**Given data**.
══════════
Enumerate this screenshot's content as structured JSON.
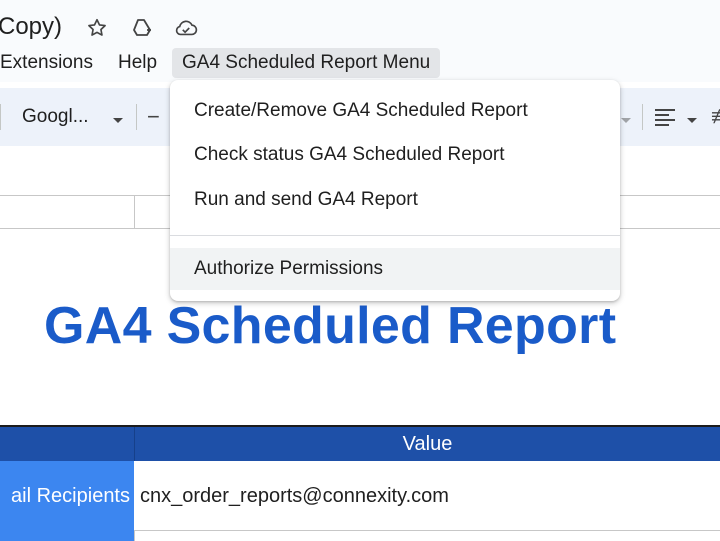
{
  "window": {
    "doc_title_fragment": "Copy)"
  },
  "menubar": {
    "items": [
      {
        "label": "Extensions"
      },
      {
        "label": "Help"
      },
      {
        "label": "GA4 Scheduled Report Menu"
      }
    ]
  },
  "toolbar": {
    "font_name": "Googl..."
  },
  "dropdown": {
    "items": [
      {
        "label": "Create/Remove GA4 Scheduled Report"
      },
      {
        "label": "Check status GA4 Scheduled Report"
      },
      {
        "label": "Run and send GA4 Report"
      },
      {
        "label": "Authorize Permissions"
      }
    ]
  },
  "sheet": {
    "title": "GA4 Scheduled Report",
    "table": {
      "header_value": "Value",
      "rows": [
        {
          "label": "ail Recipients",
          "value": "cnx_order_reports@connexity.com"
        }
      ]
    }
  },
  "colors": {
    "title_blue": "#1a5bc9",
    "header_blue": "#1e50a8",
    "label_blue": "#3c86f0"
  },
  "icons": {
    "star": "star-icon",
    "drive": "move-to-drive-icon",
    "cloud": "cloud-saved-icon"
  }
}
══════════
**Set task**. Your copy should match the records word for word, with the pictures removed.

**Response to the task**.
Enumerate this screenshot's content as structured JSON.
{
  "window": {
    "doc_title_fragment": "Copy)"
  },
  "menubar": {
    "items": [
      {
        "label": "Extensions"
      },
      {
        "label": "Help"
      },
      {
        "label": "GA4 Scheduled Report Menu"
      }
    ]
  },
  "toolbar": {
    "font_name": "Googl..."
  },
  "dropdown": {
    "items": [
      {
        "label": "Create/Remove GA4 Scheduled Report"
      },
      {
        "label": "Check status GA4 Scheduled Report"
      },
      {
        "label": "Run and send GA4 Report"
      },
      {
        "label": "Authorize Permissions"
      }
    ]
  },
  "sheet": {
    "title": "GA4 Scheduled Report",
    "table": {
      "header_value": "Value",
      "rows": [
        {
          "label": "ail Recipients",
          "value": "cnx_order_reports@connexity.com"
        }
      ]
    }
  },
  "colors": {
    "title_blue": "#1a5bc9",
    "header_blue": "#1e50a8",
    "label_blue": "#3c86f0"
  },
  "icons": {
    "star": "star-icon",
    "drive": "move-to-drive-icon",
    "cloud": "cloud-saved-icon"
  }
}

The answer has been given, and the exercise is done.